-- Start Document excerpt --
Karen Stamm, Metropolitan Museum, Conservator
Megan Emory,
Conservation Assistant
Connor McMahon, Conservation Assistant
Bridget Marx, Cataloguer
Reports from the end of the field season

Left to right: Karen Stamm, Megan Emory, and Connor McMahon at work in the lab in 2002.


Due to the four-day break, this has been a relatively short week, where we have been in the lab from Tuesday morning until this moment, Thursday afternoon. Well, let me take that back, we really haven't been in here the WHOLE time since Tuesday morning; they do let us out to eat occasionally.

Despite the shorter work week things have been hopping here in the lab. Finds are starting to come off the hill and from the FOD at a rapid rate and we are just now able to keep up. The conservators are constantly looking over their shoulders at the growing pile of finds and despite the large amount of work they eagerly embrace each new project.

Megan Emory and Connor McMahon busy in the conservation lab.

After viewing iron pieces on display at other Etruscan museums, Megan has been eagerly awaiting all newly found iron fragments from the hill. While the encrusted, burly pieces had evoked such scorn in the hearts (and fingers, since it is particularly difficult to clean) of past conservators, she has fully embraced each iron piece. The hill did not disappoint. Robert Vander Poppen, who was present at the initial introduction of Megan and a discernable iron fibula in a Volterran museum, sent Megan an entire bag of iron chunks. The rust colored, lumpish, clumpish, frumpish hunks kept her busy for hours and cured her of her deep desire to discover Poggio Colla's own discernable iron object.

Megan Emory.
-- End Document excerpt --
-- Start Given records --
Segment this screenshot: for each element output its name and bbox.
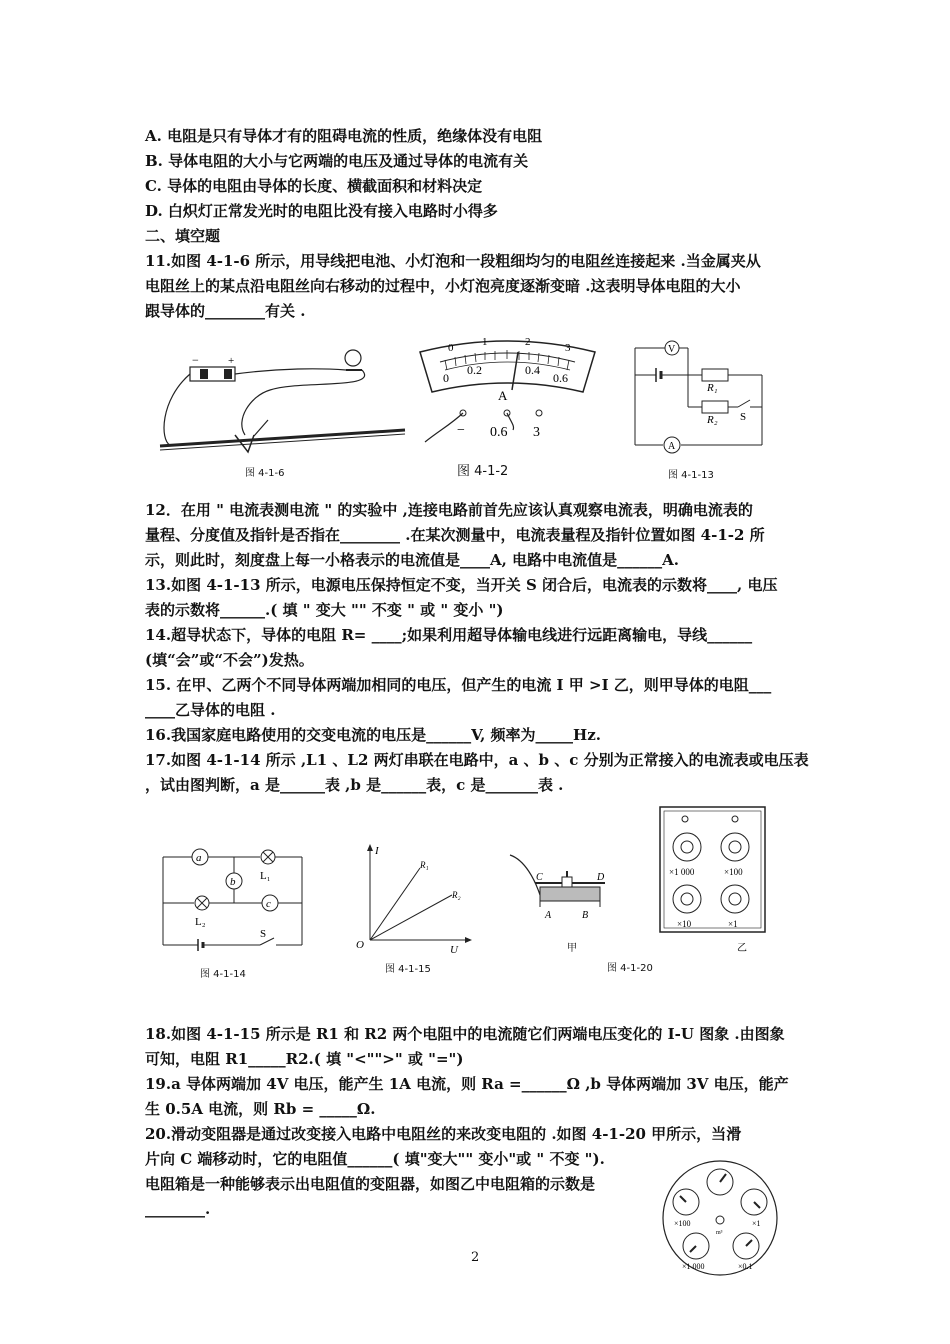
q13-line1: 13.如图 4-1-13 所示，电源电压保持恒定不变，当开关 S 闭合后，电流表的示数将____, 电压: [145, 576, 778, 594]
ammeter-dial: [415, 330, 600, 455]
battery-bulb-wire-diagram: [150, 340, 410, 480]
q15-line2: ____乙导体的电阻 .: [145, 701, 276, 719]
q13-line2: 表的示数将______.( 填 " 变大 "" 不变 " 或 " 变小 "): [145, 601, 504, 619]
ammeter-top-1: 1: [482, 336, 488, 348]
circuit-4-1-14: [160, 845, 310, 955]
lamp-l2-label: L₂: [195, 916, 206, 928]
box-x1: ×1: [728, 919, 738, 929]
box-x1000: ×1 000: [669, 867, 695, 877]
voltmeter-label: V: [668, 344, 676, 355]
svg-text:−: −: [192, 353, 199, 367]
section-heading: 二、填空题: [145, 227, 221, 245]
meter-a-label: a: [196, 852, 202, 864]
option-d: D. 白炽灯正常发光时的电阻比没有接入电路时小得多: [145, 202, 498, 220]
option-a: A. 电阻是只有导体才有的阻碍电流的性质，绝缘体没有电阻: [145, 127, 543, 145]
r1-label: R₁: [707, 382, 718, 394]
lamp-l1-label: L₁: [260, 870, 271, 882]
q11-line3: 跟导体的________有关 .: [145, 302, 306, 320]
q12-line1: 12．在用 " 电流表测电流 " 的实验中 ,连接电路前首先应该认真观察电流表，明确电流表的: [145, 501, 753, 519]
terminal-d: D: [597, 872, 605, 883]
figure-4-1-14: [160, 845, 310, 985]
q19-line1: 19.a 导体两端加 4V 电压，能产生 1A 电流，则 Ra =______Ω ,b 导体两端加 3V 电压，能产: [145, 1075, 789, 1093]
box-x100: ×100: [724, 867, 743, 877]
figure-caption: 图 4-1-13: [668, 470, 714, 481]
meter-dial: [660, 1158, 780, 1278]
q20-line1: 20.滑动变阻器是通过改变接入电路中电阻丝的来改变电阻的 .如图 4-1-20 甲所示，当滑: [145, 1125, 742, 1143]
q11-line1: 11.如图 4-1-6 所示，用导线把电池、小灯泡和一段粗细均匀的电阻丝连接起来 .当金属夹从: [145, 252, 761, 270]
q17-line1: 17.如图 4-1-14 所示 ,L1 、L2 两灯串联在电路中，a 、b 、c 分别为正常接入的电流表或电压表: [145, 751, 809, 769]
ammeter-top-3: 3: [565, 342, 571, 354]
q11-line2: 电阻丝上的某点沿电阻丝向右移动的过程中，小灯泡亮度逐渐变暗 .这表明导体电阻的大小: [145, 277, 741, 295]
terminal-c: C: [536, 872, 543, 883]
figure-4-1-15: [350, 840, 480, 980]
y-axis-label: I: [375, 845, 379, 857]
option-c: C. 导体的电阻由导体的长度、横截面积和材料决定: [145, 177, 483, 195]
circuit-4-1-13: [630, 340, 770, 462]
page-number: 2: [471, 1250, 480, 1265]
ammeter-bottom-0: 0: [443, 371, 449, 385]
meter-dial-figure: [660, 1158, 780, 1278]
q20-line3: 电阻箱是一种能够表示出电阻值的变阻器，如图乙中电阻箱的示数是: [145, 1175, 596, 1193]
terminal-b: B: [582, 910, 589, 921]
terminal-3: 3: [533, 425, 540, 440]
meter-b-label: b: [230, 876, 236, 888]
meter-x1000: ×1 000: [682, 1262, 705, 1271]
q12-line3: 示，则此时，刻度盘上每一小格表示的电流值是____A, 电路中电流值是______A.: [145, 551, 679, 569]
meter-c-label: c: [266, 898, 271, 910]
figure-caption: 图 4-1-6: [245, 468, 285, 479]
q19-line2: 生 0.5A 电流，则 Rb = _____Ω.: [145, 1100, 376, 1118]
figure-caption: 图 4-1-2: [457, 464, 509, 479]
figure-caption: 图 4-1-20: [607, 963, 653, 974]
iu-graph: [350, 840, 480, 958]
ammeter-top-0: 0: [448, 342, 454, 354]
q17-line2: ，试由图判断，a 是______表 ,b 是______表，c 是_______表 .: [145, 776, 564, 794]
figure-4-1-20: [505, 805, 770, 980]
terminal-neg: −: [457, 423, 465, 438]
q15-line1: 15. 在甲、乙两个不同导体两端加相同的电压，但产生的电流 I 甲 >I 乙，则甲导体的电阻___: [145, 676, 772, 694]
ammeter-bottom-1: 0.2: [467, 363, 482, 377]
ammeter-label: A: [668, 441, 676, 452]
meter-x100: ×100: [674, 1219, 691, 1228]
terminal-06: 0.6: [490, 425, 508, 440]
q14-line1: 14.超导状态下，导体的电阻 R= ____;如果利用超导体输电线进行远距离输电，导线______: [145, 626, 753, 644]
q20-line4: ________.: [145, 1200, 211, 1218]
figure-caption: 图 4-1-14: [200, 969, 246, 980]
box-x10: ×10: [677, 919, 692, 929]
ammeter-bottom-2: 0.4: [525, 363, 540, 377]
label-yi: 乙: [737, 943, 747, 954]
ammeter-unit: A: [498, 388, 508, 403]
ammeter-bottom-3: 0.6: [553, 371, 568, 385]
r2-label: R₂: [707, 414, 718, 426]
ammeter-top-2: 2: [525, 336, 531, 348]
q18-line2: 可知，电阻 R1_____R2.( 填 "<"">" 或 "="): [145, 1050, 464, 1068]
meter-x01: ×0.1: [738, 1262, 753, 1271]
q16: 16.我国家庭电路使用的交变电流的电压是______V, 频率为_____Hz.: [145, 726, 601, 744]
switch-label: S: [740, 411, 747, 423]
meter-unit: m³: [716, 1230, 723, 1236]
x-axis-label: U: [450, 944, 458, 956]
figure-caption: 图 4-1-15: [385, 964, 431, 975]
meter-x1: ×1: [752, 1219, 761, 1228]
q18-line1: 18.如图 4-1-15 所示是 R1 和 R2 两个电阻中的电流随它们两端电压变化的 I-U 图象 .由图象: [145, 1025, 785, 1043]
rheostat-and-box: [505, 805, 770, 955]
q12-line2: 量程、分度值及指针是否指在________ .在某次测量中，电流表量程及指针位置如图 4-1-2 所: [145, 526, 765, 544]
figure-4-1-13: [630, 340, 770, 480]
option-b: B. 导体电阻的大小与它两端的电压及通过导体的电流有关: [145, 152, 529, 170]
r2-line-label: R₂: [452, 890, 461, 900]
r1-line-label: R₁: [420, 860, 429, 870]
switch-s-label: S: [260, 928, 267, 940]
q14-line2: (填“会”或“不会”)发热。: [145, 651, 314, 669]
figure-4-1-6: [150, 340, 410, 480]
origin-label: O: [356, 939, 364, 951]
q20-line2: 片向 C 端移动时，它的电阻值______( 填"变大"" 变小"或 " 不变 ").: [145, 1150, 605, 1168]
label-jia: 甲: [567, 943, 577, 954]
terminal-a: A: [545, 910, 552, 921]
figure-4-1-2: [415, 330, 600, 480]
svg-text:+: +: [228, 355, 235, 367]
-- End Given records --
:: Requirements ::
A. Set down the entire conservation lab report again, word for word.
B. In the listing, switch "ammeter-dial" to "gauge-dial" in the lines from the one with "q13-line1: 13.如图 4-1-13" up to and including the one with "lamp-l2-label: L₂: [195, 916, 206, 928]", and output only those lines, otherwise unchanged.
The text and the listing come from unrelated sources.

:: Answers to the exercises ::
A.
Karen Stamm, Metropolitan Museum, Conservator
Megan Emory,
Conservation Assistant
Connor McMahon, Conservation Assistant
Bridget Marx, Cataloguer
Reports from the end of the field season

Left to right: Karen Stamm, Megan Emory, and Connor McMahon at work in the lab in 2002.


Due to the four-day break, this has been a relatively short week, where we have been in the lab from Tuesday morning until this moment, Thursday afternoon. Well, let me take that back, we really haven't been in here the WHOLE time since Tuesday morning; they do let us out to eat occasionally.

Despite the shorter work week things have been hopping here in the lab. Finds are starting to come off the hill and from the FOD at a rapid rate and we are just now able to keep up. The conservators are constantly looking over their shoulders at the growing pile of finds and despite the large amount of work they eagerly embrace each new project.

Megan Emory and Connor McMahon busy in the conservation lab.

After viewing iron pieces on display at other Etruscan museums, Megan has been eagerly awaiting all newly found iron fragments from the hill. While the encrusted, burly pieces had evoked such scorn in the hearts (and fingers, since it is particularly difficult to clean) of past conservators, she has fully embraced each iron piece. The hill did not disappoint. Robert Vander Poppen, who was present at the initial introduction of Megan and a discernable iron fibula in a Volterran museum, sent Megan an entire bag of iron chunks. The rust colored, lumpish, clumpish, frumpish hunks kept her busy for hours and cured her of her deep desire to discover Poggio Colla's own discernable iron object.

Megan Emory.

B.
q13-line1: 13.如图 4-1-13 所示，电源电压保持恒定不变，当开关 S 闭合后，电流表的示数将____, 电压: [145, 576, 778, 594]
gauge-dial: [415, 330, 600, 455]
battery-bulb-wire-diagram: [150, 340, 410, 480]
q15-line2: ____乙导体的电阻 .: [145, 701, 276, 719]
q13-line2: 表的示数将______.( 填 " 变大 "" 不变 " 或 " 变小 "): [145, 601, 504, 619]
ammeter-top-1: 1: [482, 336, 488, 348]
circuit-4-1-14: [160, 845, 310, 955]
lamp-l2-label: L₂: [195, 916, 206, 928]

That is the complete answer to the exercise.